» AIM OF THE TASK:
In the listing below, find every line with the string "beschreibe" and pull it out.

» EXERCISE MATERIALS:
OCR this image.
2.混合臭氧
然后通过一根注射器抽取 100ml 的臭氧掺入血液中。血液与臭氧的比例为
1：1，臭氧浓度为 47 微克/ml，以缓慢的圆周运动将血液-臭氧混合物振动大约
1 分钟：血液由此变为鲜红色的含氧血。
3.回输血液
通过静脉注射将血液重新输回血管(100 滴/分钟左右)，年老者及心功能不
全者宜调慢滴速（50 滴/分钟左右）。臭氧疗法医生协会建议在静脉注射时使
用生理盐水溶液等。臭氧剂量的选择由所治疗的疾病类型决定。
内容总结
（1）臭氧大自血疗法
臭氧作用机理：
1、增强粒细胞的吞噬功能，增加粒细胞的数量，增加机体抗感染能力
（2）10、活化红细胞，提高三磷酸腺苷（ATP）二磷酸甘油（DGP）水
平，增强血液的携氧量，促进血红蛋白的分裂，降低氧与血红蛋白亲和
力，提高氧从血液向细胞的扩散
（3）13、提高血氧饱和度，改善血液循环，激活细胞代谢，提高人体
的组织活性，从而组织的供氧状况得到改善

--

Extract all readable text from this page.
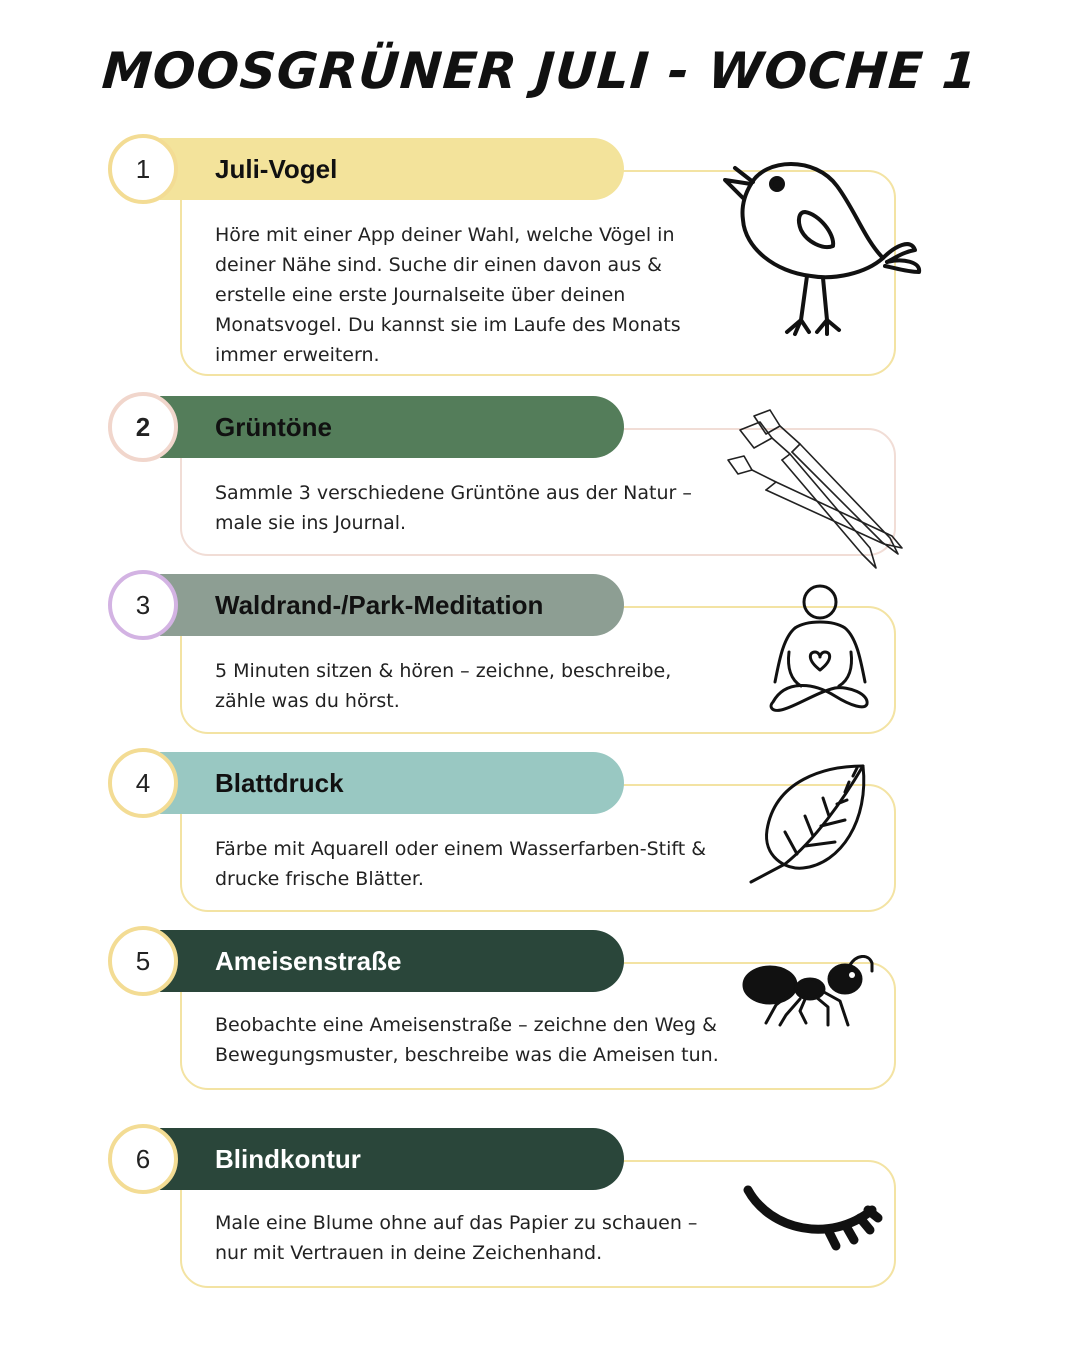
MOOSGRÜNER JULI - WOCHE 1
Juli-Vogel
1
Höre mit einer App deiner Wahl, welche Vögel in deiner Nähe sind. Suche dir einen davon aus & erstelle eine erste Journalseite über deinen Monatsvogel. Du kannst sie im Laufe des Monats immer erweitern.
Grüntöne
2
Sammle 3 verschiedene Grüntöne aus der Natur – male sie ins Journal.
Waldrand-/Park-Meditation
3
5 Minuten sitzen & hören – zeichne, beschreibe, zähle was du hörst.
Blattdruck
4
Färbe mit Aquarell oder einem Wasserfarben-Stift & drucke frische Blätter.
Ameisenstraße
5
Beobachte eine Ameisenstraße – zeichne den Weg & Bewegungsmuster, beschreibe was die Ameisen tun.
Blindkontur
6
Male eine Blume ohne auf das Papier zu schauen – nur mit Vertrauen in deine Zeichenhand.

» TASK RESULT:
5 Minuten sitzen & hören – zeichne, beschreibe, zähle was du hörst.
Beobachte eine Ameisenstraße – zeichne den Weg & Bewegungsmuster, beschreibe was die Ameisen tun.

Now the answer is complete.